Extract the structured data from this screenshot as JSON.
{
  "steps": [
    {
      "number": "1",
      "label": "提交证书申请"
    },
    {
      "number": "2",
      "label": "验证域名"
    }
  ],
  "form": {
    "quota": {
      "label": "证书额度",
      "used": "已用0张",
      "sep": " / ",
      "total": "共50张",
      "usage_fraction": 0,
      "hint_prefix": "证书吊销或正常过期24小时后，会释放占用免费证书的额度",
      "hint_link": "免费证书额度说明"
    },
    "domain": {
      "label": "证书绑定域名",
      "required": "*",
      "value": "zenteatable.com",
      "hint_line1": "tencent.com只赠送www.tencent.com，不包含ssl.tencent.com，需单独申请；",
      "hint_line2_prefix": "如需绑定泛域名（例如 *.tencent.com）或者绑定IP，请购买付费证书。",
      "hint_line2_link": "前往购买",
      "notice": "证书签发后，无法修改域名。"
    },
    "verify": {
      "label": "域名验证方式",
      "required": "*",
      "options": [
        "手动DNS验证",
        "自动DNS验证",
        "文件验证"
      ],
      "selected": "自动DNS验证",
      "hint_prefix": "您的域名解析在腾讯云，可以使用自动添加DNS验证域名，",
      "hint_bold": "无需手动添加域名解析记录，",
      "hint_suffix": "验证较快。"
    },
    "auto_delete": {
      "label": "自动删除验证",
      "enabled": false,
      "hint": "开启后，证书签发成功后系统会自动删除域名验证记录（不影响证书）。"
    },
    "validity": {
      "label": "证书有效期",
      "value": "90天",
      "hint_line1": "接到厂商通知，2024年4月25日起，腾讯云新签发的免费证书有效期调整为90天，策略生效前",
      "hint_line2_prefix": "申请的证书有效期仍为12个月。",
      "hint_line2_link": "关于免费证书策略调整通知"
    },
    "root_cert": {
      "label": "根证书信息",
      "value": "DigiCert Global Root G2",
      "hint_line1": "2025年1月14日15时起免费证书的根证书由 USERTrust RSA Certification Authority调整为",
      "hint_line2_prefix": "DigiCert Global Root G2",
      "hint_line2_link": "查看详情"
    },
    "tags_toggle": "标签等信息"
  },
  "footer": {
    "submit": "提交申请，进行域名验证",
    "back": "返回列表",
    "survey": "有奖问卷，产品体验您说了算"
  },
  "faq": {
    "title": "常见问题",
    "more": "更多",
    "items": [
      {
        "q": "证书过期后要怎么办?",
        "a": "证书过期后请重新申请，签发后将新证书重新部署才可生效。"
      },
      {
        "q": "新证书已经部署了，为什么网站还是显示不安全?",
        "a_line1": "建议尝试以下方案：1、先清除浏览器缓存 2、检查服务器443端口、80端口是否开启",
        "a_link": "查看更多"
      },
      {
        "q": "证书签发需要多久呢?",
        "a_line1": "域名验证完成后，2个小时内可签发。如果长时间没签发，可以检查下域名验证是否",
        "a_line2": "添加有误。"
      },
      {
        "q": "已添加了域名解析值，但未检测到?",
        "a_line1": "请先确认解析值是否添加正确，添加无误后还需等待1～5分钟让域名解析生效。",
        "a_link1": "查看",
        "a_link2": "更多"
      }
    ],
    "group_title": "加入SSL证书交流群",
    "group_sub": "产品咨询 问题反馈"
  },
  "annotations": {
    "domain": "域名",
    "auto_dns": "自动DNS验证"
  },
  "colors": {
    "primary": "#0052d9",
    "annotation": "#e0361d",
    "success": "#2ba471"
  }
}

::::

Retype the listing exactly, in full.

Extract the structured data from this screenshot as JSON.
{
  "steps": [
    {
      "number": "1",
      "label": "提交证书申请"
    },
    {
      "number": "2",
      "label": "验证域名"
    }
  ],
  "form": {
    "quota": {
      "label": "证书额度",
      "used": "已用0张",
      "sep": " / ",
      "total": "共50张",
      "usage_fraction": 0,
      "hint_prefix": "证书吊销或正常过期24小时后，会释放占用免费证书的额度",
      "hint_link": "免费证书额度说明"
    },
    "domain": {
      "label": "证书绑定域名",
      "required": "*",
      "value": "zenteatable.com",
      "hint_line1": "tencent.com只赠送www.tencent.com，不包含ssl.tencent.com，需单独申请；",
      "hint_line2_prefix": "如需绑定泛域名（例如 *.tencent.com）或者绑定IP，请购买付费证书。",
      "hint_line2_link": "前往购买",
      "notice": "证书签发后，无法修改域名。"
    },
    "verify": {
      "label": "域名验证方式",
      "required": "*",
      "options": [
        "手动DNS验证",
        "自动DNS验证",
        "文件验证"
      ],
      "selected": "自动DNS验证",
      "hint_prefix": "您的域名解析在腾讯云，可以使用自动添加DNS验证域名，",
      "hint_bold": "无需手动添加域名解析记录，",
      "hint_suffix": "验证较快。"
    },
    "auto_delete": {
      "label": "自动删除验证",
      "enabled": false,
      "hint": "开启后，证书签发成功后系统会自动删除域名验证记录（不影响证书）。"
    },
    "validity": {
      "label": "证书有效期",
      "value": "90天",
      "hint_line1": "接到厂商通知，2024年4月25日起，腾讯云新签发的免费证书有效期调整为90天，策略生效前",
      "hint_line2_prefix": "申请的证书有效期仍为12个月。",
      "hint_line2_link": "关于免费证书策略调整通知"
    },
    "root_cert": {
      "label": "根证书信息",
      "value": "DigiCert Global Root G2",
      "hint_line1": "2025年1月14日15时起免费证书的根证书由 USERTrust RSA Certification Authority调整为",
      "hint_line2_prefix": "DigiCert Global Root G2",
      "hint_line2_link": "查看详情"
    },
    "tags_toggle": "标签等信息"
  },
  "footer": {
    "submit": "提交申请，进行域名验证",
    "back": "返回列表",
    "survey": "有奖问卷，产品体验您说了算"
  },
  "faq": {
    "title": "常见问题",
    "more": "更多",
    "items": [
      {
        "q": "证书过期后要怎么办?",
        "a": "证书过期后请重新申请，签发后将新证书重新部署才可生效。"
      },
      {
        "q": "新证书已经部署了，为什么网站还是显示不安全?",
        "a_line1": "建议尝试以下方案：1、先清除浏览器缓存 2、检查服务器443端口、80端口是否开启",
        "a_link": "查看更多"
      },
      {
        "q": "证书签发需要多久呢?",
        "a_line1": "域名验证完成后，2个小时内可签发。如果长时间没签发，可以检查下域名验证是否",
        "a_line2": "添加有误。"
      },
      {
        "q": "已添加了域名解析值，但未检测到?",
        "a_line1": "请先确认解析值是否添加正确，添加无误后还需等待1～5分钟让域名解析生效。",
        "a_link1": "查看",
        "a_link2": "更多"
      }
    ],
    "group_title": "加入SSL证书交流群",
    "group_sub": "产品咨询 问题反馈"
  },
  "annotations": {
    "domain": "域名",
    "auto_dns": "自动DNS验证"
  },
  "colors": {
    "primary": "#0052d9",
    "annotation": "#e0361d",
    "success": "#2ba471"
  }
}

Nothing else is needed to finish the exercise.